● Provided data
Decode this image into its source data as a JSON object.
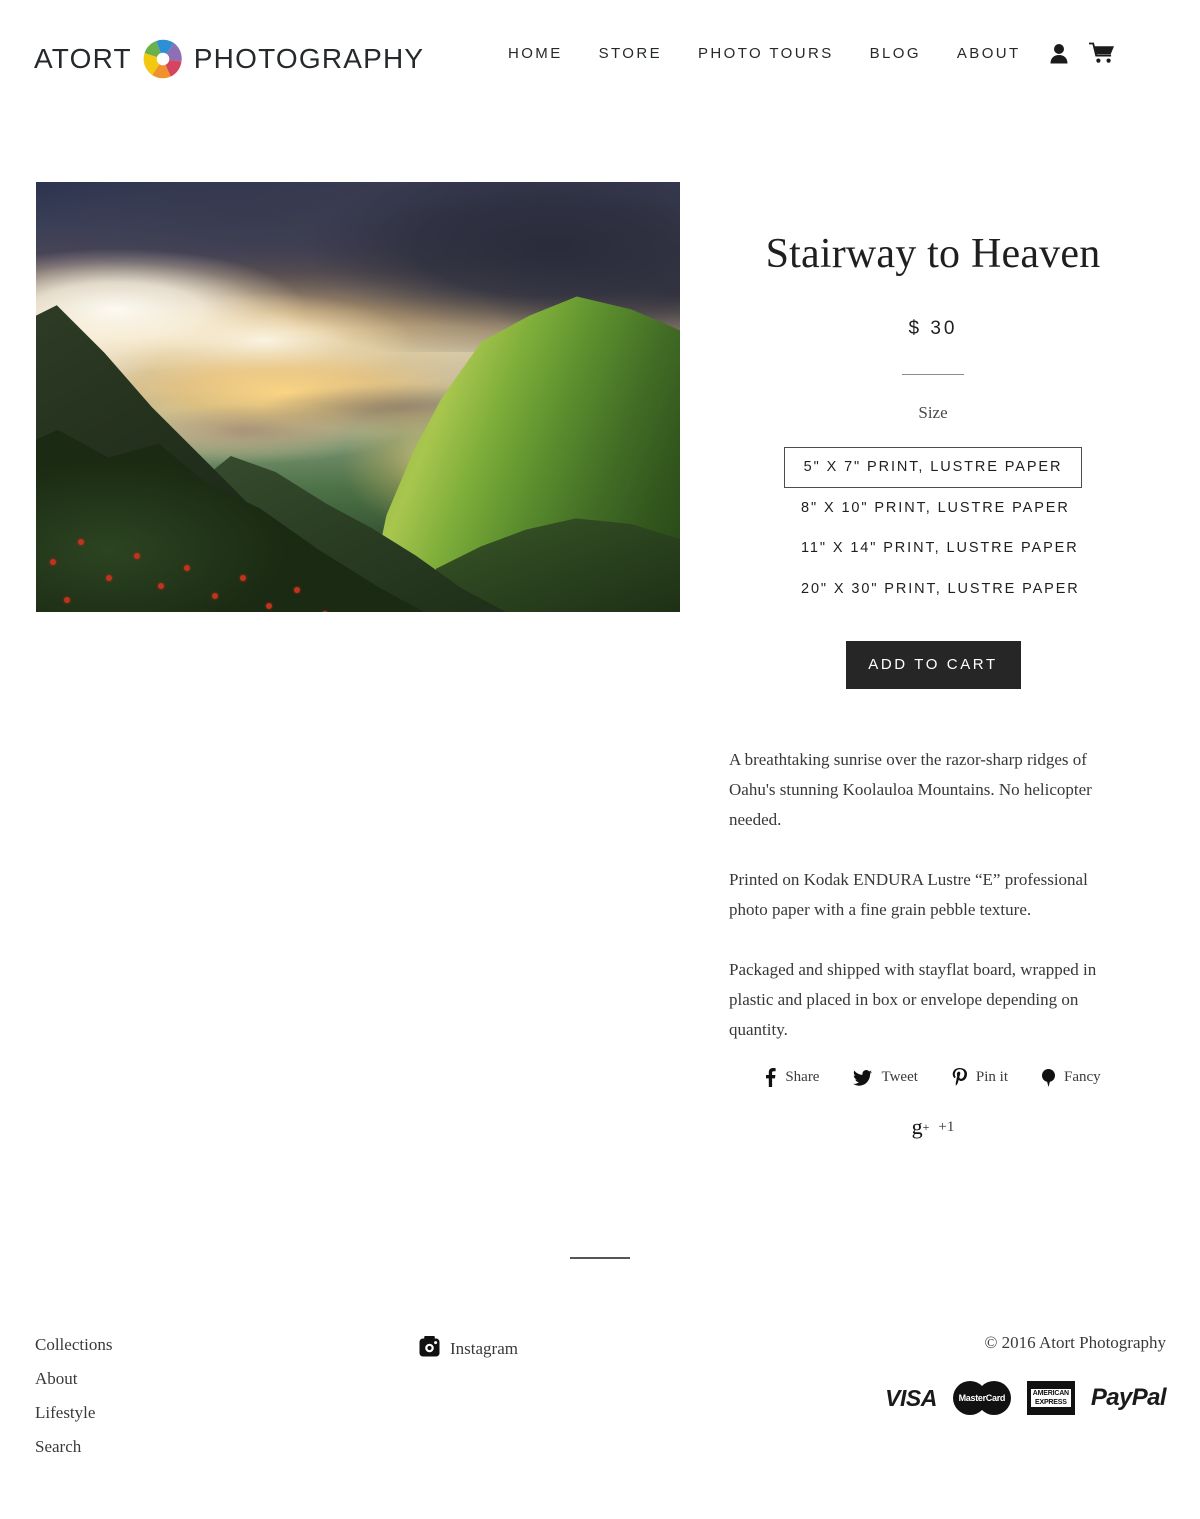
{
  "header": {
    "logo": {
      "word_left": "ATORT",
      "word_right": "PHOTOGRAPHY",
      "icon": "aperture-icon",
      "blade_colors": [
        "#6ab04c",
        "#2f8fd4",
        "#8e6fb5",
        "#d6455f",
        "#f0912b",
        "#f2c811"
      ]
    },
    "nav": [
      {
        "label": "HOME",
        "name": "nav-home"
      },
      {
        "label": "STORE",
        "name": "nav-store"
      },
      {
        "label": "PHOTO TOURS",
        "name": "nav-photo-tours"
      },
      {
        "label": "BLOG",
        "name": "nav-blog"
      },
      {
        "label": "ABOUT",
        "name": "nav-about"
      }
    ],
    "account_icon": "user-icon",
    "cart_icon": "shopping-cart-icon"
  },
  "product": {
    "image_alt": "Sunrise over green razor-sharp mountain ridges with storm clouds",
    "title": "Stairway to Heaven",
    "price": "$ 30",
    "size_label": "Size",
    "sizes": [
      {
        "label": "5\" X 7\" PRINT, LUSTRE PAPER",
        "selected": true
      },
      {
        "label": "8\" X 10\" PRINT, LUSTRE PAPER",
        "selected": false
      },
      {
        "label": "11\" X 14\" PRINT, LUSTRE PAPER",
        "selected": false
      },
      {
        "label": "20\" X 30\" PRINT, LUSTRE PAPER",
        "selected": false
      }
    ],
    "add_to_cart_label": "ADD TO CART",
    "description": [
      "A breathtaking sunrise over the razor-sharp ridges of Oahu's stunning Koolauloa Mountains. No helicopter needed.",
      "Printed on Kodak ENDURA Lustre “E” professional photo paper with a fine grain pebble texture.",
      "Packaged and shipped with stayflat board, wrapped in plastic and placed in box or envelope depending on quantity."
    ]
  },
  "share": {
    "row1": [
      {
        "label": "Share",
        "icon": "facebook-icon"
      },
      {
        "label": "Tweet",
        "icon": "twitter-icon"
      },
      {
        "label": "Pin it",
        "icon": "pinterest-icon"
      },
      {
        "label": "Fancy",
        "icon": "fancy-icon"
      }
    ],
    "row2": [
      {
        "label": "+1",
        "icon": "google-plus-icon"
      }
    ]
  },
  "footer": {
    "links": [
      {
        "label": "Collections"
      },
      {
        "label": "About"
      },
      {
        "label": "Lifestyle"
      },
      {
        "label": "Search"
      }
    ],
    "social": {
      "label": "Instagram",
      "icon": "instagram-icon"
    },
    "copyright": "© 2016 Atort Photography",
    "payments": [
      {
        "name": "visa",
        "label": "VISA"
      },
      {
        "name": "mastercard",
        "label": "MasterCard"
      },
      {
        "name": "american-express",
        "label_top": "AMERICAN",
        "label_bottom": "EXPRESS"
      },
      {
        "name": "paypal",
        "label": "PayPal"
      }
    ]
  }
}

● Exercise objective
Each line of the material must be retyped exactly, except that images are omitted.

● Written solution
Decode this image into its source data as a JSON object.
{
  "header": {
    "logo": {
      "word_left": "ATORT",
      "word_right": "PHOTOGRAPHY",
      "icon": "aperture-icon",
      "blade_colors": [
        "#6ab04c",
        "#2f8fd4",
        "#8e6fb5",
        "#d6455f",
        "#f0912b",
        "#f2c811"
      ]
    },
    "nav": [
      {
        "label": "HOME",
        "name": "nav-home"
      },
      {
        "label": "STORE",
        "name": "nav-store"
      },
      {
        "label": "PHOTO TOURS",
        "name": "nav-photo-tours"
      },
      {
        "label": "BLOG",
        "name": "nav-blog"
      },
      {
        "label": "ABOUT",
        "name": "nav-about"
      }
    ],
    "account_icon": "user-icon",
    "cart_icon": "shopping-cart-icon"
  },
  "product": {
    "image_alt": "Sunrise over green razor-sharp mountain ridges with storm clouds",
    "title": "Stairway to Heaven",
    "price": "$ 30",
    "size_label": "Size",
    "sizes": [
      {
        "label": "5\" X 7\" PRINT, LUSTRE PAPER",
        "selected": true
      },
      {
        "label": "8\" X 10\" PRINT, LUSTRE PAPER",
        "selected": false
      },
      {
        "label": "11\" X 14\" PRINT, LUSTRE PAPER",
        "selected": false
      },
      {
        "label": "20\" X 30\" PRINT, LUSTRE PAPER",
        "selected": false
      }
    ],
    "add_to_cart_label": "ADD TO CART",
    "description": [
      "A breathtaking sunrise over the razor-sharp ridges of Oahu's stunning Koolauloa Mountains. No helicopter needed.",
      "Printed on Kodak ENDURA Lustre “E” professional photo paper with a fine grain pebble texture.",
      "Packaged and shipped with stayflat board, wrapped in plastic and placed in box or envelope depending on quantity."
    ]
  },
  "share": {
    "row1": [
      {
        "label": "Share",
        "icon": "facebook-icon"
      },
      {
        "label": "Tweet",
        "icon": "twitter-icon"
      },
      {
        "label": "Pin it",
        "icon": "pinterest-icon"
      },
      {
        "label": "Fancy",
        "icon": "fancy-icon"
      }
    ],
    "row2": [
      {
        "label": "+1",
        "icon": "google-plus-icon"
      }
    ]
  },
  "footer": {
    "links": [
      {
        "label": "Collections"
      },
      {
        "label": "About"
      },
      {
        "label": "Lifestyle"
      },
      {
        "label": "Search"
      }
    ],
    "social": {
      "label": "Instagram",
      "icon": "instagram-icon"
    },
    "copyright": "© 2016 Atort Photography",
    "payments": [
      {
        "name": "visa",
        "label": "VISA"
      },
      {
        "name": "mastercard",
        "label": "MasterCard"
      },
      {
        "name": "american-express",
        "label_top": "AMERICAN",
        "label_bottom": "EXPRESS"
      },
      {
        "name": "paypal",
        "label": "PayPal"
      }
    ]
  }
}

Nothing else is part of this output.